INPUT ROWS:
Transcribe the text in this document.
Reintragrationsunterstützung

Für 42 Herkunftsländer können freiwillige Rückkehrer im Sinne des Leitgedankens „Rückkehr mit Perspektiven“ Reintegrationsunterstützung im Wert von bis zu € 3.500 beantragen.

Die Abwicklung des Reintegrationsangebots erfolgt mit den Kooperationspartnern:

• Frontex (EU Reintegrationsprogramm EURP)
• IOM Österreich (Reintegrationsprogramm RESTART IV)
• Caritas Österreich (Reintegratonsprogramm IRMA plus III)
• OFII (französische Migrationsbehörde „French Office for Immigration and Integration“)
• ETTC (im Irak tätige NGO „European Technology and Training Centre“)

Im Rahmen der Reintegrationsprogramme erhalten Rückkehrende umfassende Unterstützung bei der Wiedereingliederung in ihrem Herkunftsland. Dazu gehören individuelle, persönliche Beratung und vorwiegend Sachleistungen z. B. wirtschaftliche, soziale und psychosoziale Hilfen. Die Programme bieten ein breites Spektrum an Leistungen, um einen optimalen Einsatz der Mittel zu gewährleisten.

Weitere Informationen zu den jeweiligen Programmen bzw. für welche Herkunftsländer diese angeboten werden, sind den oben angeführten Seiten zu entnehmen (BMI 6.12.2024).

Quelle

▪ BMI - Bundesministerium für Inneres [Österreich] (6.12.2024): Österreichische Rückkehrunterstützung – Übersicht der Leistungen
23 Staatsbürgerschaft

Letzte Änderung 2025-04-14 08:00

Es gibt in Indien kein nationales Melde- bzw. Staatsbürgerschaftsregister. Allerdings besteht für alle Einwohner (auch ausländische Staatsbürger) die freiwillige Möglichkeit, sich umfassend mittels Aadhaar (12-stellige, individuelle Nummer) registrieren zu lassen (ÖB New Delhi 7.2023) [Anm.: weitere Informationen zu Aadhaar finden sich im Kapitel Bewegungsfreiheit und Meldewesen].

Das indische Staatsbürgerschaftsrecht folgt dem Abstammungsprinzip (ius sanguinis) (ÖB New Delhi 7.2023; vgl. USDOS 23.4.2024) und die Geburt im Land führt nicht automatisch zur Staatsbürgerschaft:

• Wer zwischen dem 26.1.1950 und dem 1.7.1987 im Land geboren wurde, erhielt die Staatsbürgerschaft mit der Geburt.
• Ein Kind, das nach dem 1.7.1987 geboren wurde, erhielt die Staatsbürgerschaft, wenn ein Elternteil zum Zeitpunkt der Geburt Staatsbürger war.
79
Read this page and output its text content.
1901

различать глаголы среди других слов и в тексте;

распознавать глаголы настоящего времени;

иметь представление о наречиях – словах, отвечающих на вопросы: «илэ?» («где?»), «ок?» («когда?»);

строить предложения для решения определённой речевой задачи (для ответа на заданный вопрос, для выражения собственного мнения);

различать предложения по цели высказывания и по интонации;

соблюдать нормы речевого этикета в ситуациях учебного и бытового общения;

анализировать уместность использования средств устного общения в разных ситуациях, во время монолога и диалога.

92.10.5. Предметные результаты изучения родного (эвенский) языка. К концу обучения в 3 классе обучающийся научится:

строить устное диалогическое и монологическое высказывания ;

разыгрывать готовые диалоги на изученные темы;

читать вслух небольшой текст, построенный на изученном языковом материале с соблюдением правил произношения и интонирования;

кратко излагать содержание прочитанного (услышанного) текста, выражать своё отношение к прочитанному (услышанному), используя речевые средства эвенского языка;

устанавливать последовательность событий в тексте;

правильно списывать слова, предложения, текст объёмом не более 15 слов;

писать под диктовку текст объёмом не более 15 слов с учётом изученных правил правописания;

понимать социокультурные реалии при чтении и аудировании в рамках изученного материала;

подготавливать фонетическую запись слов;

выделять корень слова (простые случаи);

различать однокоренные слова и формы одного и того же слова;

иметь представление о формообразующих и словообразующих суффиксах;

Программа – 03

GOAL: Scan the material above. Copy each line that holds the word "Leistungen".

RIGHT ANSWER:
Im Rahmen der Reintegrationsprogramme erhalten Rückkehrende umfassende Unterstützung bei der Wiedereingliederung in ihrem Herkunftsland. Dazu gehören individuelle, persönliche Beratung und vorwiegend Sachleistungen z. B. wirtschaftliche, soziale und psychosoziale Hilfen. Die Programme bieten ein breites Spektrum an Leistungen, um einen optimalen Einsatz der Mittel zu gewährleisten.
▪ BMI - Bundesministerium für Inneres [Österreich] (6.12.2024): Österreichische Rückkehrunterstützung – Übersicht der Leistungen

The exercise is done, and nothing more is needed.